Stored items from a collection

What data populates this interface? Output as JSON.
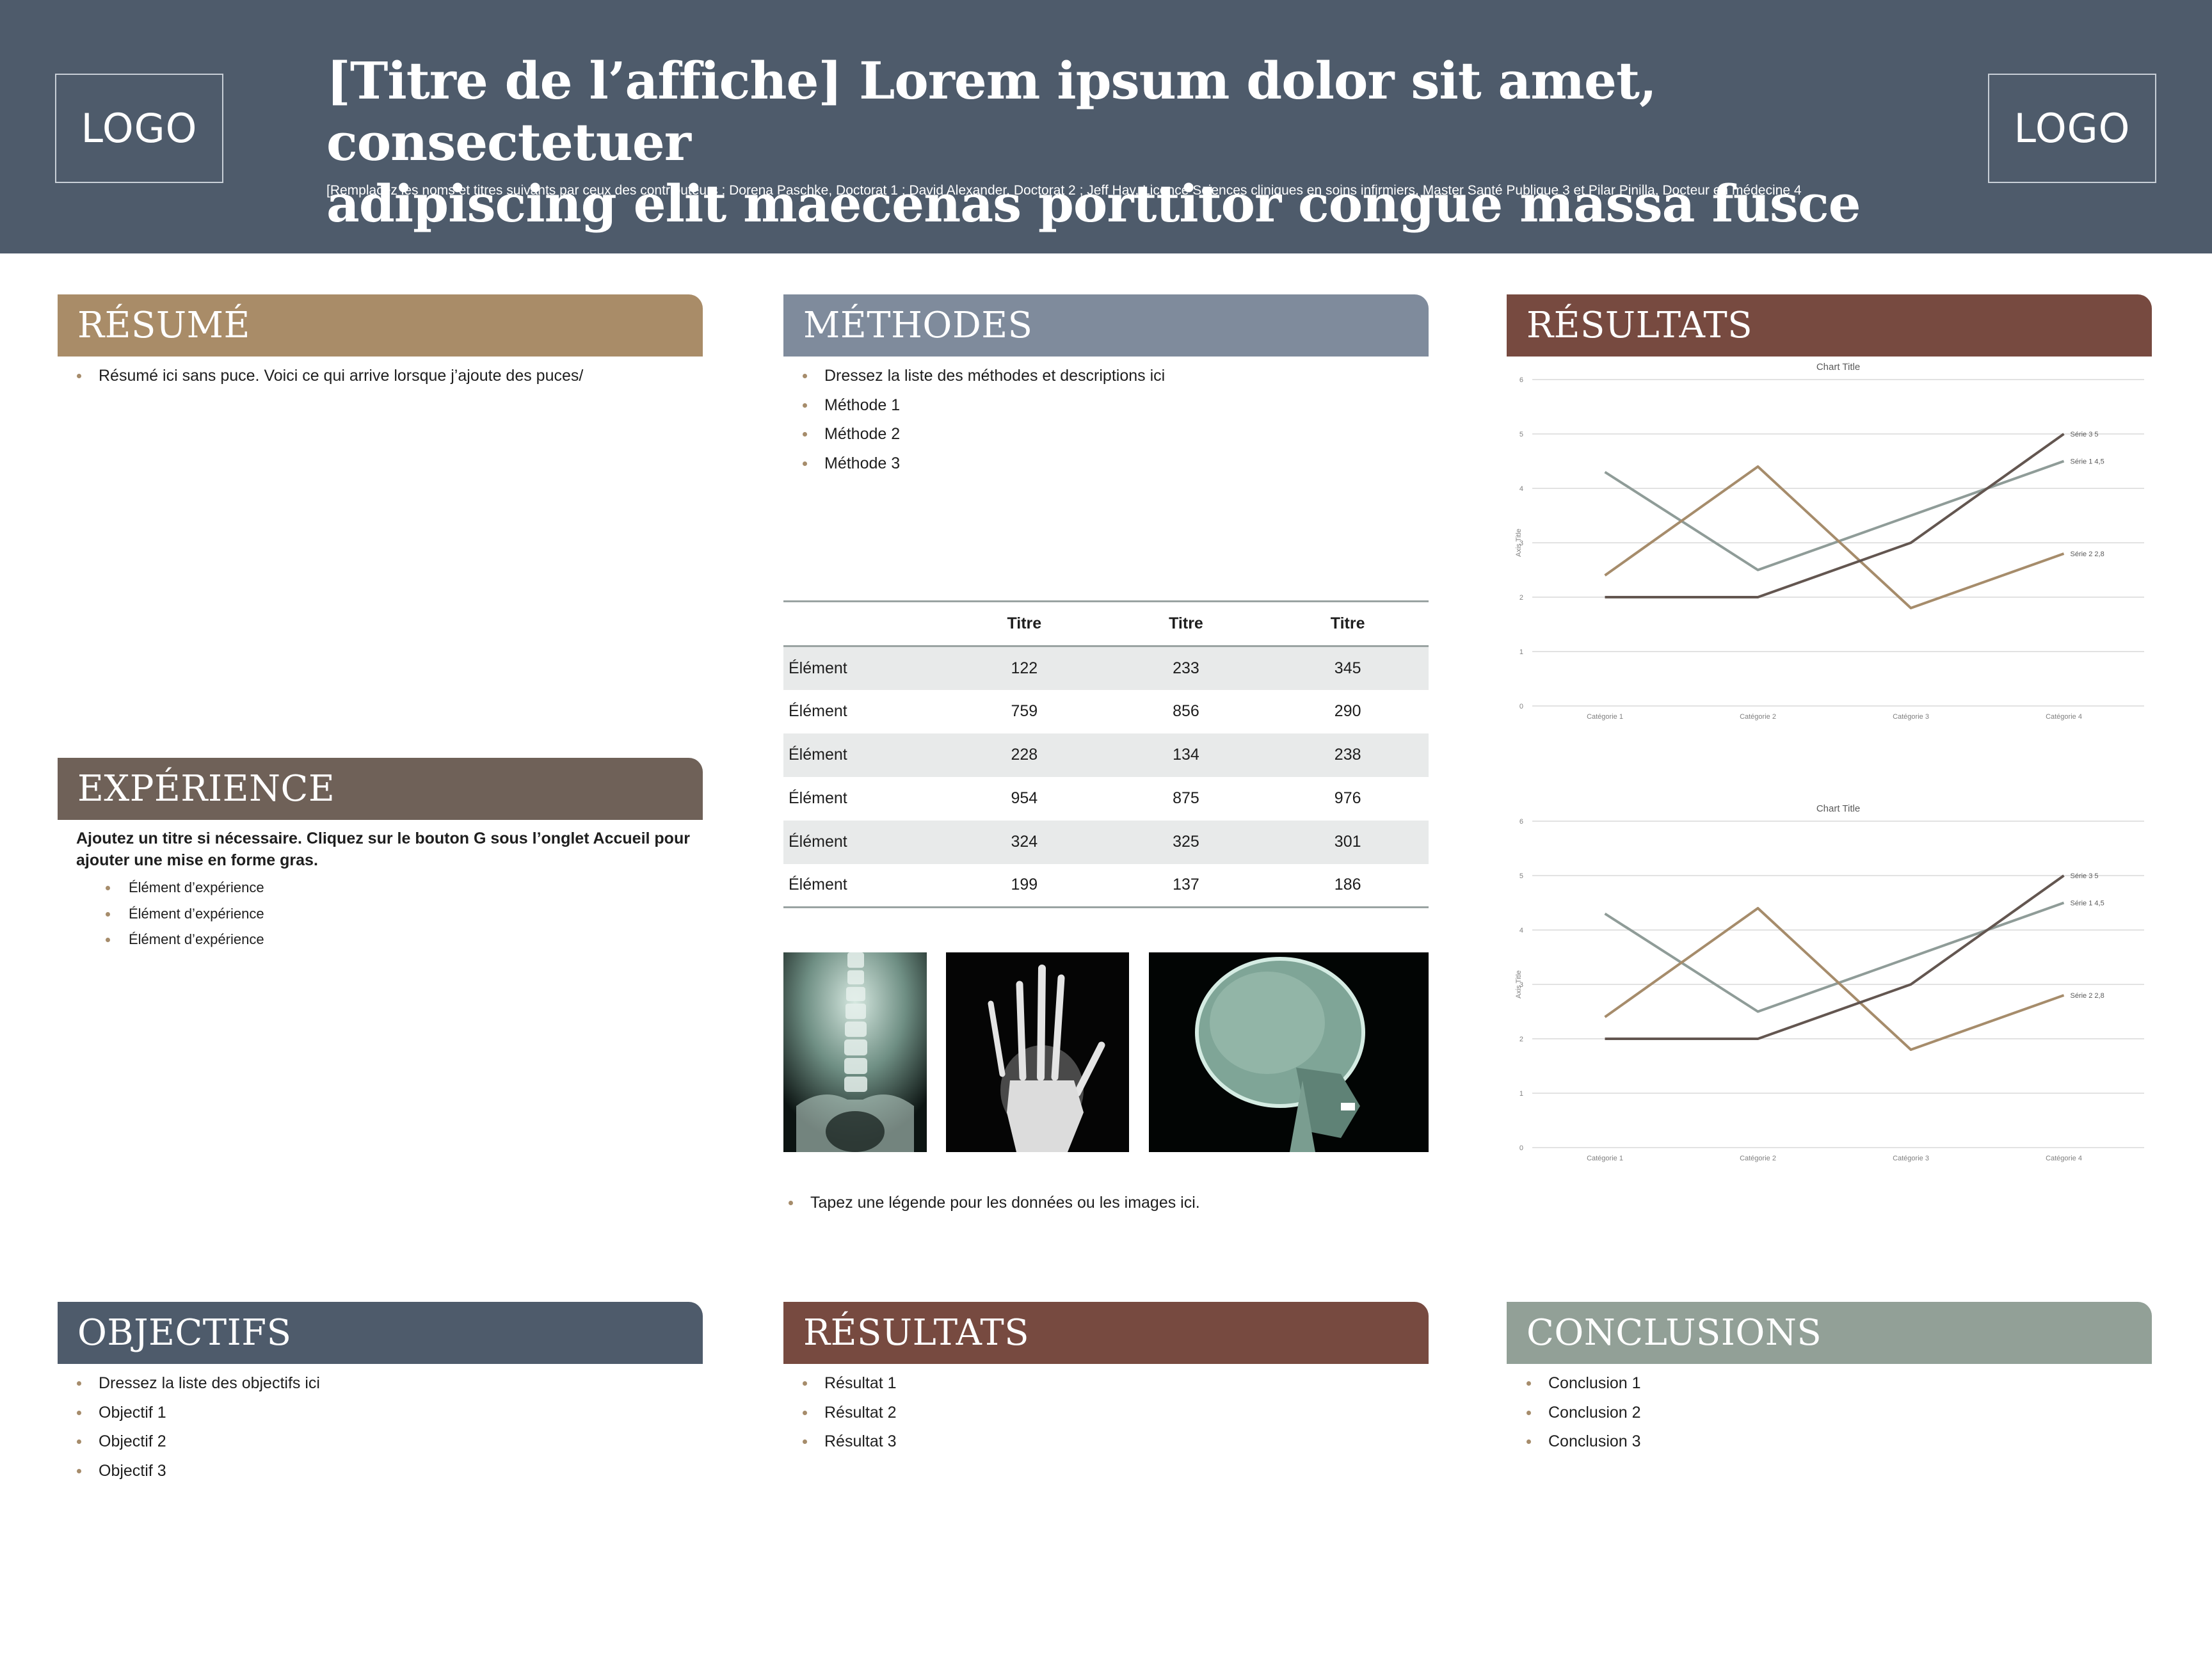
{
  "header": {
    "logo_left": "LOGO",
    "logo_right": "LOGO",
    "title_line1": "[Titre de l’affiche] Lorem ipsum dolor sit amet, consectetuer",
    "title_line2": "adipiscing elit maecenas porttitor congue massa fusce",
    "authors": "[Remplacez les noms et titres suivants par ceux des contributeurs : Dorena Paschke, Doctorat 1 ; David Alexander, Doctorat 2 ;  Jeff Hay, Licence Sciences cliniques en soins infirmiers, Master Santé Publique 3 et Pilar Pinilla, Docteur en médecine 4",
    "color": "#4e5b6b"
  },
  "sections": {
    "resume": {
      "title": "RÉSUMÉ",
      "color": "#a98c68",
      "items": [
        "Résumé ici sans puce. Voici ce qui arrive lorsque j’ajoute des puces/"
      ]
    },
    "experience": {
      "title": "EXPÉRIENCE",
      "color": "#6f6158",
      "note": "Ajoutez un titre si nécessaire. Cliquez sur le bouton G sous l’onglet Accueil pour ajouter une mise en forme gras.",
      "items": [
        "Élément d’expérience",
        "Élément d’expérience",
        "Élément d’expérience"
      ]
    },
    "objectifs": {
      "title": "OBJECTIFS",
      "color": "#4e5b6b",
      "items": [
        "Dressez la liste des objectifs ici",
        "Objectif 1",
        "Objectif 2",
        "Objectif 3"
      ]
    },
    "methodes": {
      "title": "MÉTHODES",
      "color": "#7f8b9c",
      "items": [
        "Dressez la liste des méthodes et descriptions ici",
        "Méthode 1",
        "Méthode 2",
        "Méthode 3"
      ]
    },
    "resultats_bottom": {
      "title": "RÉSULTATS",
      "color": "#774a40",
      "items": [
        "Résultat 1",
        "Résultat 2",
        "Résultat 3"
      ]
    },
    "resultats_top": {
      "title": "RÉSULTATS",
      "color": "#774a40"
    },
    "conclusions": {
      "title": "CONCLUSIONS",
      "color": "#92a097",
      "items": [
        "Conclusion 1",
        "Conclusion 2",
        "Conclusion 3"
      ]
    }
  },
  "table": {
    "headers": [
      "",
      "Titre",
      "Titre",
      "Titre"
    ],
    "rows": [
      [
        "Élément",
        "122",
        "233",
        "345"
      ],
      [
        "Élément",
        "759",
        "856",
        "290"
      ],
      [
        "Élément",
        "228",
        "134",
        "238"
      ],
      [
        "Élément",
        "954",
        "875",
        "976"
      ],
      [
        "Élément",
        "324",
        "325",
        "301"
      ],
      [
        "Élément",
        "199",
        "137",
        "186"
      ]
    ]
  },
  "images": [
    {
      "subject": "spine-xray"
    },
    {
      "subject": "hand-xray"
    },
    {
      "subject": "skull-xray"
    }
  ],
  "caption": "Tapez une légende pour les données ou les images ici.",
  "chart_data": [
    {
      "type": "line",
      "title": "Chart Title",
      "xlabel": "",
      "ylabel": "Axis Title",
      "ylim": [
        0,
        6
      ],
      "yticks": [
        0,
        1,
        2,
        3,
        4,
        5,
        6
      ],
      "grid": true,
      "legend": "none",
      "categories": [
        "Catégorie 1",
        "Catégorie 2",
        "Catégorie 3",
        "Catégorie 4"
      ],
      "series": [
        {
          "name": "Série 1",
          "values": [
            4.3,
            2.5,
            3.5,
            4.5
          ],
          "color": "#8f9c98",
          "end_label": "Série 1  4,5"
        },
        {
          "name": "Série 2",
          "values": [
            2.4,
            4.4,
            1.8,
            2.8
          ],
          "color": "#a68c6b",
          "end_label": "Série 2  2,8"
        },
        {
          "name": "Série 3",
          "values": [
            2,
            2,
            3,
            5
          ],
          "color": "#635650",
          "end_label": "Série 3  5"
        }
      ]
    },
    {
      "type": "line",
      "title": "Chart Title",
      "xlabel": "",
      "ylabel": "Axis Title",
      "ylim": [
        0,
        6
      ],
      "yticks": [
        0,
        1,
        2,
        3,
        4,
        5,
        6
      ],
      "grid": true,
      "legend": "none",
      "categories": [
        "Catégorie 1",
        "Catégorie 2",
        "Catégorie 3",
        "Catégorie 4"
      ],
      "series": [
        {
          "name": "Série 1",
          "values": [
            4.3,
            2.5,
            3.5,
            4.5
          ],
          "color": "#8f9c98",
          "end_label": "Série 1  4,5"
        },
        {
          "name": "Série 2",
          "values": [
            2.4,
            4.4,
            1.8,
            2.8
          ],
          "color": "#a68c6b",
          "end_label": "Série 2  2,8"
        },
        {
          "name": "Série 3",
          "values": [
            2,
            2,
            3,
            5
          ],
          "color": "#635650",
          "end_label": "Série 3  5"
        }
      ]
    }
  ]
}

YOUR INSTRUCTIONS: Pictures are to be left out; repeat all the remaining data exactly.

WRITTEN REPLY:
What data populates this interface? Output as JSON.
{
  "header": {
    "logo_left": "LOGO",
    "logo_right": "LOGO",
    "title_line1": "[Titre de l’affiche] Lorem ipsum dolor sit amet, consectetuer",
    "title_line2": "adipiscing elit maecenas porttitor congue massa fusce",
    "authors": "[Remplacez les noms et titres suivants par ceux des contributeurs : Dorena Paschke, Doctorat 1 ; David Alexander, Doctorat 2 ;  Jeff Hay, Licence Sciences cliniques en soins infirmiers, Master Santé Publique 3 et Pilar Pinilla, Docteur en médecine 4",
    "color": "#4e5b6b"
  },
  "sections": {
    "resume": {
      "title": "RÉSUMÉ",
      "color": "#a98c68",
      "items": [
        "Résumé ici sans puce. Voici ce qui arrive lorsque j’ajoute des puces/"
      ]
    },
    "experience": {
      "title": "EXPÉRIENCE",
      "color": "#6f6158",
      "note": "Ajoutez un titre si nécessaire. Cliquez sur le bouton G sous l’onglet Accueil pour ajouter une mise en forme gras.",
      "items": [
        "Élément d’expérience",
        "Élément d’expérience",
        "Élément d’expérience"
      ]
    },
    "objectifs": {
      "title": "OBJECTIFS",
      "color": "#4e5b6b",
      "items": [
        "Dressez la liste des objectifs ici",
        "Objectif 1",
        "Objectif 2",
        "Objectif 3"
      ]
    },
    "methodes": {
      "title": "MÉTHODES",
      "color": "#7f8b9c",
      "items": [
        "Dressez la liste des méthodes et descriptions ici",
        "Méthode 1",
        "Méthode 2",
        "Méthode 3"
      ]
    },
    "resultats_bottom": {
      "title": "RÉSULTATS",
      "color": "#774a40",
      "items": [
        "Résultat 1",
        "Résultat 2",
        "Résultat 3"
      ]
    },
    "resultats_top": {
      "title": "RÉSULTATS",
      "color": "#774a40"
    },
    "conclusions": {
      "title": "CONCLUSIONS",
      "color": "#92a097",
      "items": [
        "Conclusion 1",
        "Conclusion 2",
        "Conclusion 3"
      ]
    }
  },
  "table": {
    "headers": [
      "",
      "Titre",
      "Titre",
      "Titre"
    ],
    "rows": [
      [
        "Élément",
        "122",
        "233",
        "345"
      ],
      [
        "Élément",
        "759",
        "856",
        "290"
      ],
      [
        "Élément",
        "228",
        "134",
        "238"
      ],
      [
        "Élément",
        "954",
        "875",
        "976"
      ],
      [
        "Élément",
        "324",
        "325",
        "301"
      ],
      [
        "Élément",
        "199",
        "137",
        "186"
      ]
    ]
  },
  "images": [
    {
      "subject": "spine-xray"
    },
    {
      "subject": "hand-xray"
    },
    {
      "subject": "skull-xray"
    }
  ],
  "caption": "Tapez une légende pour les données ou les images ici.",
  "chart_data": [
    {
      "type": "line",
      "title": "Chart Title",
      "xlabel": "",
      "ylabel": "Axis Title",
      "ylim": [
        0,
        6
      ],
      "yticks": [
        0,
        1,
        2,
        3,
        4,
        5,
        6
      ],
      "grid": true,
      "legend": "none",
      "categories": [
        "Catégorie 1",
        "Catégorie 2",
        "Catégorie 3",
        "Catégorie 4"
      ],
      "series": [
        {
          "name": "Série 1",
          "values": [
            4.3,
            2.5,
            3.5,
            4.5
          ],
          "color": "#8f9c98",
          "end_label": "Série 1  4,5"
        },
        {
          "name": "Série 2",
          "values": [
            2.4,
            4.4,
            1.8,
            2.8
          ],
          "color": "#a68c6b",
          "end_label": "Série 2  2,8"
        },
        {
          "name": "Série 3",
          "values": [
            2,
            2,
            3,
            5
          ],
          "color": "#635650",
          "end_label": "Série 3  5"
        }
      ]
    },
    {
      "type": "line",
      "title": "Chart Title",
      "xlabel": "",
      "ylabel": "Axis Title",
      "ylim": [
        0,
        6
      ],
      "yticks": [
        0,
        1,
        2,
        3,
        4,
        5,
        6
      ],
      "grid": true,
      "legend": "none",
      "categories": [
        "Catégorie 1",
        "Catégorie 2",
        "Catégorie 3",
        "Catégorie 4"
      ],
      "series": [
        {
          "name": "Série 1",
          "values": [
            4.3,
            2.5,
            3.5,
            4.5
          ],
          "color": "#8f9c98",
          "end_label": "Série 1  4,5"
        },
        {
          "name": "Série 2",
          "values": [
            2.4,
            4.4,
            1.8,
            2.8
          ],
          "color": "#a68c6b",
          "end_label": "Série 2  2,8"
        },
        {
          "name": "Série 3",
          "values": [
            2,
            2,
            3,
            5
          ],
          "color": "#635650",
          "end_label": "Série 3  5"
        }
      ]
    }
  ]
}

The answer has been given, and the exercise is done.